- EXERCISE AIM:
Return all of the data exactly as written, without the pictures.
-- START OF RECORDS FOR THIS EXERCISE --
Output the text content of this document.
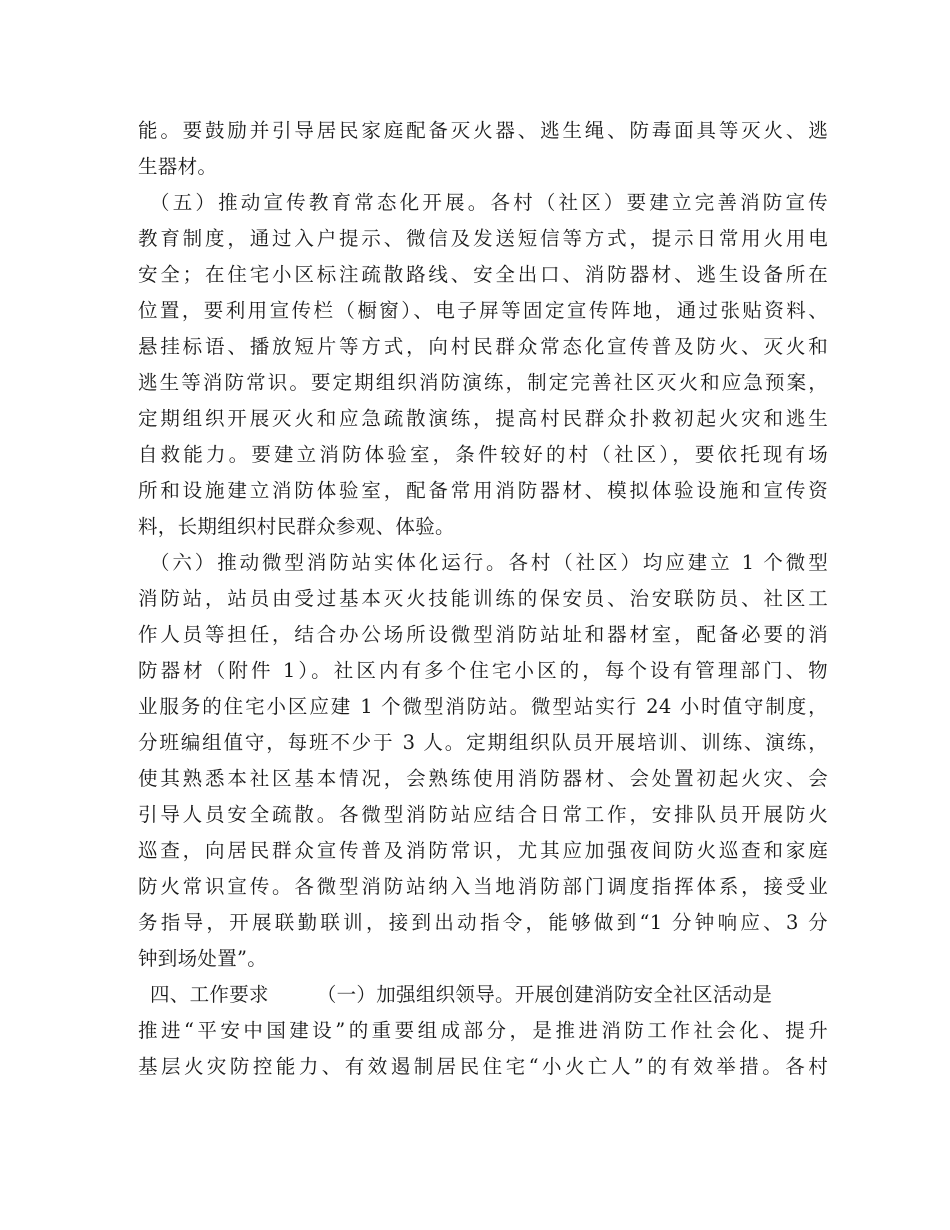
能。要鼓励并引导居民家庭配备灭火器、逃生绳、防毒面具等灭火、逃
生器材。
（五）推动宣传教育常态化开展。各村（社区）要建立完善消防宣传
教育制度，通过入户提示、微信及发送短信等方式，提示日常用火用电
安全；在住宅小区标注疏散路线、安全出口、消防器材、逃生设备所在
位置，要利用宣传栏（橱窗）、电子屏等固定宣传阵地，通过张贴资料、
悬挂标语、播放短片等方式，向村民群众常态化宣传普及防火、灭火和
逃生等消防常识。要定期组织消防演练，制定完善社区灭火和应急预案，
定期组织开展灭火和应急疏散演练，提高村民群众扑救初起火灾和逃生
自救能力。要建立消防体验室，条件较好的村（社区），要依托现有场
所和设施建立消防体验室，配备常用消防器材、模拟体验设施和宣传资
料，长期组织村民群众参观、体验。
（六）推动微型消防站实体化运行。各村（社区）均应建立 1 个微型
消防站，站员由受过基本灭火技能训练的保安员、治安联防员、社区工
作人员等担任，结合办公场所设微型消防站址和器材室，配备必要的消
防器材（附件 1）。社区内有多个住宅小区的，每个设有管理部门、物
业服务的住宅小区应建 1 个微型消防站。微型站实行 24 小时值守制度，
分班编组值守，每班不少于 3 人。定期组织队员开展培训、训练、演练，
使其熟悉本社区基本情况，会熟练使用消防器材、会处置初起火灾、会
引导人员安全疏散。各微型消防站应结合日常工作，安排队员开展防火
巡查，向居民群众宣传普及消防常识，尤其应加强夜间防火巡查和家庭
防火常识宣传。各微型消防站纳入当地消防部门调度指挥体系，接受业
务指导，开展联勤联训，接到出动指令，能够做到“1 分钟响应、3 分
钟到场处置”。
四、工作要求 （一）加强组织领导。开展创建消防安全社区活动是
推进“平安中国建设”的重要组成部分，是推进消防工作社会化、提升
基层火灾防控能力、有效遏制居民住宅“小火亡人”的有效举措。各村
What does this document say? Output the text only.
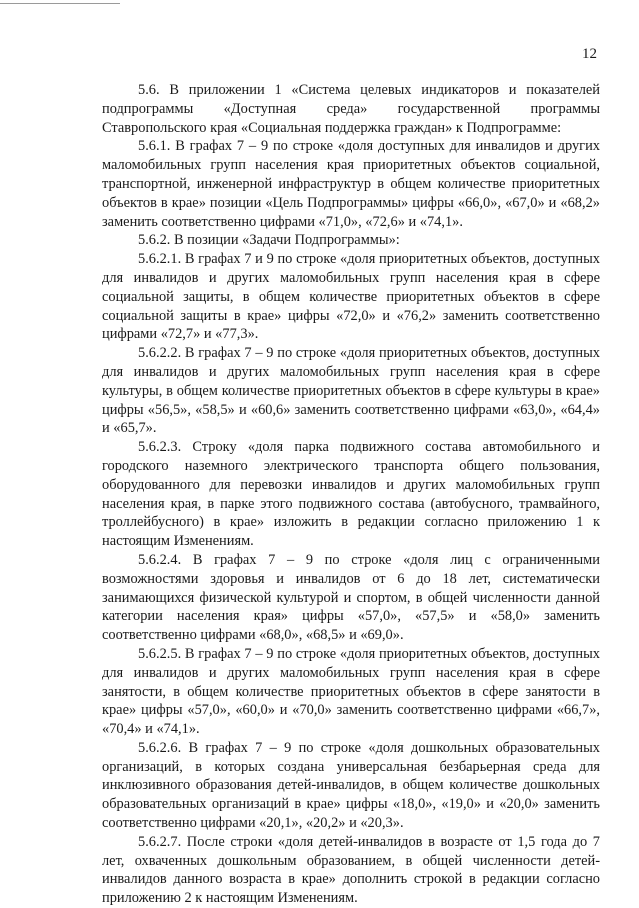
12

5.6. В приложении 1 «Система целевых индикаторов и показателей подпрограммы «Доступная среда» государственной программы Ставропольского края «Социальная поддержка граждан» к Подпрограмме:

5.6.1. В графах 7 – 9 по строке «доля доступных для инвалидов и других маломобильных групп населения края приоритетных объектов социальной, транспортной, инженерной инфраструктур в общем количестве приоритетных объектов в крае» позиции «Цель Подпрограммы» цифры «66,0», «67,0» и «68,2» заменить соответственно цифрами «71,0», «72,6» и «74,1».

5.6.2. В позиции «Задачи Подпрограммы»:

5.6.2.1. В графах 7 и 9 по строке «доля приоритетных объектов, доступных для инвалидов и других маломобильных групп населения края в сфере социальной защиты, в общем количестве приоритетных объектов в сфере социальной защиты в крае» цифры «72,0» и «76,2» заменить соответственно цифрами «72,7» и «77,3».

5.6.2.2. В графах 7 – 9 по строке «доля приоритетных объектов, доступных для инвалидов и других маломобильных групп населения края в сфере культуры, в общем количестве приоритетных объектов в сфере культуры в крае» цифры «56,5», «58,5» и «60,6» заменить соответственно цифрами «63,0», «64,4» и «65,7».

5.6.2.3. Строку «доля парка подвижного состава автомобильного и городского наземного электрического транспорта общего пользования, оборудованного для перевозки инвалидов и других маломобильных групп населения края, в парке этого подвижного состава (автобусного, трамвайного, троллейбусного) в крае» изложить в редакции согласно приложению 1 к настоящим Изменениям.

5.6.2.4. В графах 7 – 9 по строке «доля лиц с ограниченными возможностями здоровья и инвалидов от 6 до 18 лет, систематически занимающихся физической культурой и спортом, в общей численности данной категории населения края» цифры «57,0», «57,5» и «58,0» заменить соответственно цифрами «68,0», «68,5» и «69,0».

5.6.2.5. В графах 7 – 9 по строке «доля приоритетных объектов, доступных для инвалидов и других маломобильных групп населения края в сфере занятости, в общем количестве приоритетных объектов в сфере занятости в крае» цифры «57,0», «60,0» и «70,0» заменить соответственно цифрами «66,7», «70,4» и «74,1».

5.6.2.6. В графах 7 – 9 по строке «доля дошкольных образовательных организаций, в которых создана универсальная безбарьерная среда для инклюзивного образования детей-инвалидов, в общем количестве дошкольных образовательных организаций в крае» цифры «18,0», «19,0» и «20,0» заменить соответственно цифрами «20,1», «20,2» и «20,3».

5.6.2.7. После строки «доля детей-инвалидов в возрасте от 1,5 года до 7 лет, охваченных дошкольным образованием, в общей численности детей-инвалидов данного возраста в крае» дополнить строкой в редакции согласно приложению 2 к настоящим Изменениям.
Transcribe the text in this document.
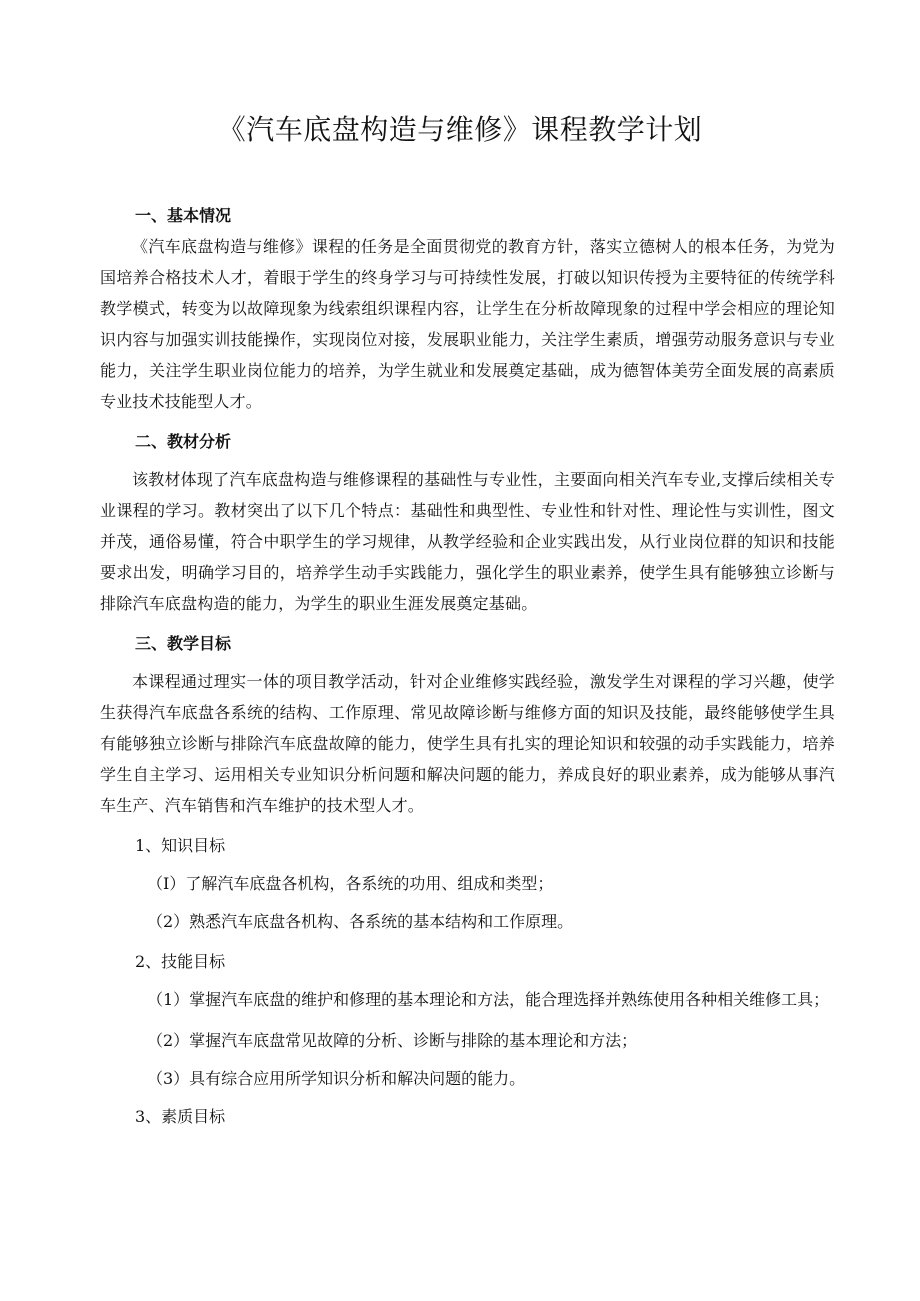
《汽车底盘构造与维修》课程教学计划
一、基本情况

《汽车底盘构造与维修》课程的任务是全面贯彻党的教育方针，落实立德树人的根本任务，为党为国培养合格技术人才，着眼于学生的终身学习与可持续性发展，打破以知识传授为主要特征的传统学科教学模式，转变为以故障现象为线索组织课程内容，让学生在分析故障现象的过程中学会相应的理论知识内容与加强实训技能操作，实现岗位对接，发展职业能力，关注学生素质，增强劳动服务意识与专业能力，关注学生职业岗位能力的培养，为学生就业和发展奠定基础，成为德智体美劳全面发展的高素质专业技术技能型人才。

二、教材分析

该教材体现了汽车底盘构造与维修课程的基础性与专业性，主要面向相关汽车专业,支撑后续相关专业课程的学习。教材突出了以下几个特点：基础性和典型性、专业性和针对性、理论性与实训性，图文并茂，通俗易懂，符合中职学生的学习规律，从教学经验和企业实践出发，从行业岗位群的知识和技能要求出发，明确学习目的，培养学生动手实践能力，强化学生的职业素养，使学生具有能够独立诊断与排除汽车底盘构造的能力，为学生的职业生涯发展奠定基础。

三、教学目标

本课程通过理实一体的项目教学活动，针对企业维修实践经验，激发学生对课程的学习兴趣，使学生获得汽车底盘各系统的结构、工作原理、常见故障诊断与维修方面的知识及技能，最终能够使学生具有能够独立诊断与排除汽车底盘故障的能力，使学生具有扎实的理论知识和较强的动手实践能力，培养学生自主学习、运用相关专业知识分析问题和解决问题的能力，养成良好的职业素养，成为能够从事汽车生产、汽车销售和汽车维护的技术型人才。

1、知识目标

（I）了解汽车底盘各机构，各系统的功用、组成和类型；

（2）熟悉汽车底盘各机构、各系统的基本结构和工作原理。

2、技能目标

（1）掌握汽车底盘的维护和修理的基本理论和方法，能合理选择并熟练使用各种相关维修工具；

（2）掌握汽车底盘常见故障的分析、诊断与排除的基本理论和方法；

（3）具有综合应用所学知识分析和解决问题的能力。

3、素质目标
-- END OF RECORDS FOR THIS EXERCISE --
- OUTPUT BELOW:
Output the text content of this document.
能。要鼓励并引导居民家庭配备灭火器、逃生绳、防毒面具等灭火、逃
生器材。
（五）推动宣传教育常态化开展。各村（社区）要建立完善消防宣传
教育制度，通过入户提示、微信及发送短信等方式，提示日常用火用电
安全；在住宅小区标注疏散路线、安全出口、消防器材、逃生设备所在
位置，要利用宣传栏（橱窗）、电子屏等固定宣传阵地，通过张贴资料、
悬挂标语、播放短片等方式，向村民群众常态化宣传普及防火、灭火和
逃生等消防常识。要定期组织消防演练，制定完善社区灭火和应急预案，
定期组织开展灭火和应急疏散演练，提高村民群众扑救初起火灾和逃生
自救能力。要建立消防体验室，条件较好的村（社区），要依托现有场
所和设施建立消防体验室，配备常用消防器材、模拟体验设施和宣传资
料，长期组织村民群众参观、体验。
（六）推动微型消防站实体化运行。各村（社区）均应建立 1 个微型
消防站，站员由受过基本灭火技能训练的保安员、治安联防员、社区工
作人员等担任，结合办公场所设微型消防站址和器材室，配备必要的消
防器材（附件 1）。社区内有多个住宅小区的，每个设有管理部门、物
业服务的住宅小区应建 1 个微型消防站。微型站实行 24 小时值守制度，
分班编组值守，每班不少于 3 人。定期组织队员开展培训、训练、演练，
使其熟悉本社区基本情况，会熟练使用消防器材、会处置初起火灾、会
引导人员安全疏散。各微型消防站应结合日常工作，安排队员开展防火
巡查，向居民群众宣传普及消防常识，尤其应加强夜间防火巡查和家庭
防火常识宣传。各微型消防站纳入当地消防部门调度指挥体系，接受业
务指导，开展联勤联训，接到出动指令，能够做到“1 分钟响应、3 分
钟到场处置”。
四、工作要求 （一）加强组织领导。开展创建消防安全社区活动是
推进“平安中国建设”的重要组成部分，是推进消防工作社会化、提升
基层火灾防控能力、有效遏制居民住宅“小火亡人”的有效举措。各村
What does this document say? Output the text only.
12

5.6. В приложении 1 «Система целевых индикаторов и показателей подпрограммы «Доступная среда» государственной программы Ставропольского края «Социальная поддержка граждан» к Подпрограмме:

5.6.1. В графах 7 – 9 по строке «доля доступных для инвалидов и других маломобильных групп населения края приоритетных объектов социальной, транспортной, инженерной инфраструктур в общем количестве приоритетных объектов в крае» позиции «Цель Подпрограммы» цифры «66,0», «67,0» и «68,2» заменить соответственно цифрами «71,0», «72,6» и «74,1».

5.6.2. В позиции «Задачи Подпрограммы»:

5.6.2.1. В графах 7 и 9 по строке «доля приоритетных объектов, доступных для инвалидов и других маломобильных групп населения края в сфере социальной защиты, в общем количестве приоритетных объектов в сфере социальной защиты в крае» цифры «72,0» и «76,2» заменить соответственно цифрами «72,7» и «77,3».

5.6.2.2. В графах 7 – 9 по строке «доля приоритетных объектов, доступных для инвалидов и других маломобильных групп населения края в сфере культуры, в общем количестве приоритетных объектов в сфере культуры в крае» цифры «56,5», «58,5» и «60,6» заменить соответственно цифрами «63,0», «64,4» и «65,7».

5.6.2.3. Строку «доля парка подвижного состава автомобильного и городского наземного электрического транспорта общего пользования, оборудованного для перевозки инвалидов и других маломобильных групп населения края, в парке этого подвижного состава (автобусного, трамвайного, троллейбусного) в крае» изложить в редакции согласно приложению 1 к настоящим Изменениям.

5.6.2.4. В графах 7 – 9 по строке «доля лиц с ограниченными возможностями здоровья и инвалидов от 6 до 18 лет, систематически занимающихся физической культурой и спортом, в общей численности данной категории населения края» цифры «57,0», «57,5» и «58,0» заменить соответственно цифрами «68,0», «68,5» и «69,0».

5.6.2.5. В графах 7 – 9 по строке «доля приоритетных объектов, доступных для инвалидов и других маломобильных групп населения края в сфере занятости, в общем количестве приоритетных объектов в сфере занятости в крае» цифры «57,0», «60,0» и «70,0» заменить соответственно цифрами «66,7», «70,4» и «74,1».

5.6.2.6. В графах 7 – 9 по строке «доля дошкольных образовательных организаций, в которых создана универсальная безбарьерная среда для инклюзивного образования детей-инвалидов, в общем количестве дошкольных образовательных организаций в крае» цифры «18,0», «19,0» и «20,0» заменить соответственно цифрами «20,1», «20,2» и «20,3».

5.6.2.7. После строки «доля детей-инвалидов в возрасте от 1,5 года до 7 лет, охваченных дошкольным образованием, в общей численности детей-инвалидов данного возраста в крае» дополнить строкой в редакции согласно приложению 2 к настоящим Изменениям.
Transcribe the text in this document.
《汽车底盘构造与维修》课程教学计划
一、基本情况

《汽车底盘构造与维修》课程的任务是全面贯彻党的教育方针，落实立德树人的根本任务，为党为国培养合格技术人才，着眼于学生的终身学习与可持续性发展，打破以知识传授为主要特征的传统学科教学模式，转变为以故障现象为线索组织课程内容，让学生在分析故障现象的过程中学会相应的理论知识内容与加强实训技能操作，实现岗位对接，发展职业能力，关注学生素质，增强劳动服务意识与专业能力，关注学生职业岗位能力的培养，为学生就业和发展奠定基础，成为德智体美劳全面发展的高素质专业技术技能型人才。

二、教材分析

该教材体现了汽车底盘构造与维修课程的基础性与专业性，主要面向相关汽车专业,支撑后续相关专业课程的学习。教材突出了以下几个特点：基础性和典型性、专业性和针对性、理论性与实训性，图文并茂，通俗易懂，符合中职学生的学习规律，从教学经验和企业实践出发，从行业岗位群的知识和技能要求出发，明确学习目的，培养学生动手实践能力，强化学生的职业素养，使学生具有能够独立诊断与排除汽车底盘构造的能力，为学生的职业生涯发展奠定基础。

三、教学目标

本课程通过理实一体的项目教学活动，针对企业维修实践经验，激发学生对课程的学习兴趣，使学生获得汽车底盘各系统的结构、工作原理、常见故障诊断与维修方面的知识及技能，最终能够使学生具有能够独立诊断与排除汽车底盘故障的能力，使学生具有扎实的理论知识和较强的动手实践能力，培养学生自主学习、运用相关专业知识分析问题和解决问题的能力，养成良好的职业素养，成为能够从事汽车生产、汽车销售和汽车维护的技术型人才。

1、知识目标

（I）了解汽车底盘各机构，各系统的功用、组成和类型；

（2）熟悉汽车底盘各机构、各系统的基本结构和工作原理。

2、技能目标

（1）掌握汽车底盘的维护和修理的基本理论和方法，能合理选择并熟练使用各种相关维修工具；

（2）掌握汽车底盘常见故障的分析、诊断与排除的基本理论和方法；

（3）具有综合应用所学知识分析和解决问题的能力。

3、素质目标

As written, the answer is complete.